### [Aim]
Copy the records below exactly as they appear.
═════ Dataset extract
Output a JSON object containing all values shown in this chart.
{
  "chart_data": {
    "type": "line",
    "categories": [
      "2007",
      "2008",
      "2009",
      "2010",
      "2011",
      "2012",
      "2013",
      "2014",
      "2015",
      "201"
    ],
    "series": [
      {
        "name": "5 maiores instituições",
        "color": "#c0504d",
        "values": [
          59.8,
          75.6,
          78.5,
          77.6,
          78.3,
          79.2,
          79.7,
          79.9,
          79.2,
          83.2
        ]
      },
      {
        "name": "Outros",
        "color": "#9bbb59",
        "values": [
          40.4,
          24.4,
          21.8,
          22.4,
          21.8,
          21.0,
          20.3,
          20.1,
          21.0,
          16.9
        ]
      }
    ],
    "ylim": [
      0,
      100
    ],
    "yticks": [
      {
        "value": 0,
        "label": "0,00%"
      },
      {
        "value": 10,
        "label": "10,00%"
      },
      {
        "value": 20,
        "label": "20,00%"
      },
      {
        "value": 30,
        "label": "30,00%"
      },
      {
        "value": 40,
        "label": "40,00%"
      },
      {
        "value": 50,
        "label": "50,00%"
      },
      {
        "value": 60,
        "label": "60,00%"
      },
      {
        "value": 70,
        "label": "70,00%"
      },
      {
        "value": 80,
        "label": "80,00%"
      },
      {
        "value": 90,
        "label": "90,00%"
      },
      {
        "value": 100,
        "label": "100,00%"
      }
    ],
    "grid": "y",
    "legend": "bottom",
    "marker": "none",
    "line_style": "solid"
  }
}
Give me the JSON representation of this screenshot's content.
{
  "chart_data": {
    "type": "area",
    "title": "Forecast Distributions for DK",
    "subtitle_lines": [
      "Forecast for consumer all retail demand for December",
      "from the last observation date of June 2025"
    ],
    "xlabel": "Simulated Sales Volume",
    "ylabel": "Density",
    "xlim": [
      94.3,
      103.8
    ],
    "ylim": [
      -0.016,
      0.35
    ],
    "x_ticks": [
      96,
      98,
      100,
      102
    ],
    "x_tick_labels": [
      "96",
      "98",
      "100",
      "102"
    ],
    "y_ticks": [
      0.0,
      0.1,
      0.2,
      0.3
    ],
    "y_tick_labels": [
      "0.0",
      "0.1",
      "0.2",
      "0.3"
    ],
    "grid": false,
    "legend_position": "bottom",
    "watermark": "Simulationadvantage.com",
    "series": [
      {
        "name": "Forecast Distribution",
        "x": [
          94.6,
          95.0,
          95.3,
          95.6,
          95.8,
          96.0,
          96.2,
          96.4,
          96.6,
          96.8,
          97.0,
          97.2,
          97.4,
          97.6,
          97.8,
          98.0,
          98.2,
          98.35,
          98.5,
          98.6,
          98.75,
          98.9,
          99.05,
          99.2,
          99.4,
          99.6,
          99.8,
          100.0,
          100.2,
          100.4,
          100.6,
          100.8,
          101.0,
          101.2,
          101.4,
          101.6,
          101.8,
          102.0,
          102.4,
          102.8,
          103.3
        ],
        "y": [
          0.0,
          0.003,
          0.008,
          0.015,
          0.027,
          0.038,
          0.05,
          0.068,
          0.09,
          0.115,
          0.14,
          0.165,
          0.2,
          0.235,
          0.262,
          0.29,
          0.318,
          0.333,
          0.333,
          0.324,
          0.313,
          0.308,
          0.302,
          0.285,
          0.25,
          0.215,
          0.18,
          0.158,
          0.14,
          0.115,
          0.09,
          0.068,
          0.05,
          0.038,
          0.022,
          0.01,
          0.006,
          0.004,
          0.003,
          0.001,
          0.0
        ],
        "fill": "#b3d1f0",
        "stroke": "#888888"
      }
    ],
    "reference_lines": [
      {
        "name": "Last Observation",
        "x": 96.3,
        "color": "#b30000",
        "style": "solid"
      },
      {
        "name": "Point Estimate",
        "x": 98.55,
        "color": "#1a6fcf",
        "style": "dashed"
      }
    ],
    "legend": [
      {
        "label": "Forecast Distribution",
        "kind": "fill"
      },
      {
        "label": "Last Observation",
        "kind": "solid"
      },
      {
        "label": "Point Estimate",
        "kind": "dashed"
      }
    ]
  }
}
══════════
### [Reply to the task]
Output a JSON object containing all values shown in this chart.
{
  "chart_data": {
    "type": "line",
    "categories": [
      "2007",
      "2008",
      "2009",
      "2010",
      "2011",
      "2012",
      "2013",
      "2014",
      "2015",
      "201"
    ],
    "series": [
      {
        "name": "5 maiores instituições",
        "color": "#c0504d",
        "values": [
          59.8,
          75.6,
          78.5,
          77.6,
          78.3,
          79.2,
          79.7,
          79.9,
          79.2,
          83.2
        ]
      },
      {
        "name": "Outros",
        "color": "#9bbb59",
        "values": [
          40.4,
          24.4,
          21.8,
          22.4,
          21.8,
          21.0,
          20.3,
          20.1,
          21.0,
          16.9
        ]
      }
    ],
    "ylim": [
      0,
      100
    ],
    "yticks": [
      {
        "value": 0,
        "label": "0,00%"
      },
      {
        "value": 10,
        "label": "10,00%"
      },
      {
        "value": 20,
        "label": "20,00%"
      },
      {
        "value": 30,
        "label": "30,00%"
      },
      {
        "value": 40,
        "label": "40,00%"
      },
      {
        "value": 50,
        "label": "50,00%"
      },
      {
        "value": 60,
        "label": "60,00%"
      },
      {
        "value": 70,
        "label": "70,00%"
      },
      {
        "value": 80,
        "label": "80,00%"
      },
      {
        "value": 90,
        "label": "90,00%"
      },
      {
        "value": 100,
        "label": "100,00%"
      }
    ],
    "grid": "y",
    "legend": "bottom",
    "marker": "none",
    "line_style": "solid"
  }
}
Give me the JSON representation of this screenshot's content.
{
  "chart_data": {
    "type": "area",
    "title": "Forecast Distributions for DK",
    "subtitle_lines": [
      "Forecast for consumer all retail demand for December",
      "from the last observation date of June 2025"
    ],
    "xlabel": "Simulated Sales Volume",
    "ylabel": "Density",
    "xlim": [
      94.3,
      103.8
    ],
    "ylim": [
      -0.016,
      0.35
    ],
    "x_ticks": [
      96,
      98,
      100,
      102
    ],
    "x_tick_labels": [
      "96",
      "98",
      "100",
      "102"
    ],
    "y_ticks": [
      0.0,
      0.1,
      0.2,
      0.3
    ],
    "y_tick_labels": [
      "0.0",
      "0.1",
      "0.2",
      "0.3"
    ],
    "grid": false,
    "legend_position": "bottom",
    "watermark": "Simulationadvantage.com",
    "series": [
      {
        "name": "Forecast Distribution",
        "x": [
          94.6,
          95.0,
          95.3,
          95.6,
          95.8,
          96.0,
          96.2,
          96.4,
          96.6,
          96.8,
          97.0,
          97.2,
          97.4,
          97.6,
          97.8,
          98.0,
          98.2,
          98.35,
          98.5,
          98.6,
          98.75,
          98.9,
          99.05,
          99.2,
          99.4,
          99.6,
          99.8,
          100.0,
          100.2,
          100.4,
          100.6,
          100.8,
          101.0,
          101.2,
          101.4,
          101.6,
          101.8,
          102.0,
          102.4,
          102.8,
          103.3
        ],
        "y": [
          0.0,
          0.003,
          0.008,
          0.015,
          0.027,
          0.038,
          0.05,
          0.068,
          0.09,
          0.115,
          0.14,
          0.165,
          0.2,
          0.235,
          0.262,
          0.29,
          0.318,
          0.333,
          0.333,
          0.324,
          0.313,
          0.308,
          0.302,
          0.285,
          0.25,
          0.215,
          0.18,
          0.158,
          0.14,
          0.115,
          0.09,
          0.068,
          0.05,
          0.038,
          0.022,
          0.01,
          0.006,
          0.004,
          0.003,
          0.001,
          0.0
        ],
        "fill": "#b3d1f0",
        "stroke": "#888888"
      }
    ],
    "reference_lines": [
      {
        "name": "Last Observation",
        "x": 96.3,
        "color": "#b30000",
        "style": "solid"
      },
      {
        "name": "Point Estimate",
        "x": 98.55,
        "color": "#1a6fcf",
        "style": "dashed"
      }
    ],
    "legend": [
      {
        "label": "Forecast Distribution",
        "kind": "fill"
      },
      {
        "label": "Last Observation",
        "kind": "solid"
      },
      {
        "label": "Point Estimate",
        "kind": "dashed"
      }
    ]
  }
}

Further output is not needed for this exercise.